■ **DATASET**:
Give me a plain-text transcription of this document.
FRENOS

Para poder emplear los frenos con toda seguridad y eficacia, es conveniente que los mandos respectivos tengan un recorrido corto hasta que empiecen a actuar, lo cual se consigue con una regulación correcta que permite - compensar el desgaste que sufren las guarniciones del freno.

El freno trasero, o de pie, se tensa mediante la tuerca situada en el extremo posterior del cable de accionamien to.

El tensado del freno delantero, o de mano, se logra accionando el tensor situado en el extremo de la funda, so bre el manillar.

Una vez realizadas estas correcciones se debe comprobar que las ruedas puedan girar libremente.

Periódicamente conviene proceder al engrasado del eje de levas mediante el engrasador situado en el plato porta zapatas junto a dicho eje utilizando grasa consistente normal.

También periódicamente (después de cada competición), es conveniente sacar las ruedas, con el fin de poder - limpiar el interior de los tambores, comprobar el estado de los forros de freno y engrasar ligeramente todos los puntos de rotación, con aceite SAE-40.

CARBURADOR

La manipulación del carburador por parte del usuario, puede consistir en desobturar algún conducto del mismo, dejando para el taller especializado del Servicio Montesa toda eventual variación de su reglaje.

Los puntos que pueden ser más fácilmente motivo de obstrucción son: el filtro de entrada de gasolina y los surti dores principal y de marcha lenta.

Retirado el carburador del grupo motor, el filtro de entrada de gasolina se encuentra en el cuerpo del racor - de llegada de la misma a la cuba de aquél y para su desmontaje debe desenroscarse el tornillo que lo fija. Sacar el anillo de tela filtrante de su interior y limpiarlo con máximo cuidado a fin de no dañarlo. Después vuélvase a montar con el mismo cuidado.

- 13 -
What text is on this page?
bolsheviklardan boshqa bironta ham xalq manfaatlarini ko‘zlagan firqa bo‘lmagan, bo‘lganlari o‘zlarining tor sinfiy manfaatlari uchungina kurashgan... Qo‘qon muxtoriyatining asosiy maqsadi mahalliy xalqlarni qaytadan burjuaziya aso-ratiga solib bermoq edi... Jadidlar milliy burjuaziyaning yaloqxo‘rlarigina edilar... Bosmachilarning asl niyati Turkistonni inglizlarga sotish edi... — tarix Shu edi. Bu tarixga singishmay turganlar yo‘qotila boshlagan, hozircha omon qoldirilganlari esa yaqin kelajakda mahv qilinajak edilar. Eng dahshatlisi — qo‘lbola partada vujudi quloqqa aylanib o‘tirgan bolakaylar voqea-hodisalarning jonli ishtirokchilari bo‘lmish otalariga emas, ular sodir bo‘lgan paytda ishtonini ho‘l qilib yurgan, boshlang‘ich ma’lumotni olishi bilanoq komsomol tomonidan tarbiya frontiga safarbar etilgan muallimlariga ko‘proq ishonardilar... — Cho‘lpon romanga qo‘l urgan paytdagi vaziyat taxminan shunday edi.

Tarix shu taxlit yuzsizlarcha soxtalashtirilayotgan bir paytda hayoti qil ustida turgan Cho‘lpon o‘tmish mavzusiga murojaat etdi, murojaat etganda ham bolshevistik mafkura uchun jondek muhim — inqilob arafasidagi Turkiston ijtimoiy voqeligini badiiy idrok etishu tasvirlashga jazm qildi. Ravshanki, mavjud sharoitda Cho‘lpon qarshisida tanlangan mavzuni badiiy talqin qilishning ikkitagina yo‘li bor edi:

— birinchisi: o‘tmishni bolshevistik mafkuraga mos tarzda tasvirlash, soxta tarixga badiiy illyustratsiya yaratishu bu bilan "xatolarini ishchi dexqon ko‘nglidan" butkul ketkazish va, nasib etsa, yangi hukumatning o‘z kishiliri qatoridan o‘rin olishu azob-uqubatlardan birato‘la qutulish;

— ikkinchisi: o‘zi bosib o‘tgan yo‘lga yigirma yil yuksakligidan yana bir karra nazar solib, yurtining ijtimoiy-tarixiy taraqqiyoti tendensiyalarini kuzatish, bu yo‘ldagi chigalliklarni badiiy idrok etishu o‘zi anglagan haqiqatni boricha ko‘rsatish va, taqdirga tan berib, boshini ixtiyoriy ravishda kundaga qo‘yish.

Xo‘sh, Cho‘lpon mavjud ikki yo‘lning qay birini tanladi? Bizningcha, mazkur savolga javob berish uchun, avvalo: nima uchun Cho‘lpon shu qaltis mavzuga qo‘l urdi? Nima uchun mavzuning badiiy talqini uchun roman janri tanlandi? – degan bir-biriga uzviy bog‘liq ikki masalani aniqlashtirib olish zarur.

■ **INSTRUCTIONS TO FOLLOW**:
From the entries above, extract every line where the word "interior" appears.

■ **FULL SOLUTION**:
También periódicamente (después de cada competición), es conveniente sacar las ruedas, con el fin de poder - limpiar el interior de los tambores, comprobar el estado de los forros de freno y engrasar ligeramente todos los puntos de rotación, con aceite SAE-40.
Retirado el carburador del grupo motor, el filtro de entrada de gasolina se encuentra en el cuerpo del racor - de llegada de la misma a la cuba de aquél y para su desmontaje debe desenroscarse el tornillo que lo fija. Sacar el anillo de tela filtrante de su interior y limpiarlo con máximo cuidado a fin de no dañarlo. Después vuélvase a montar con el mismo cuidado.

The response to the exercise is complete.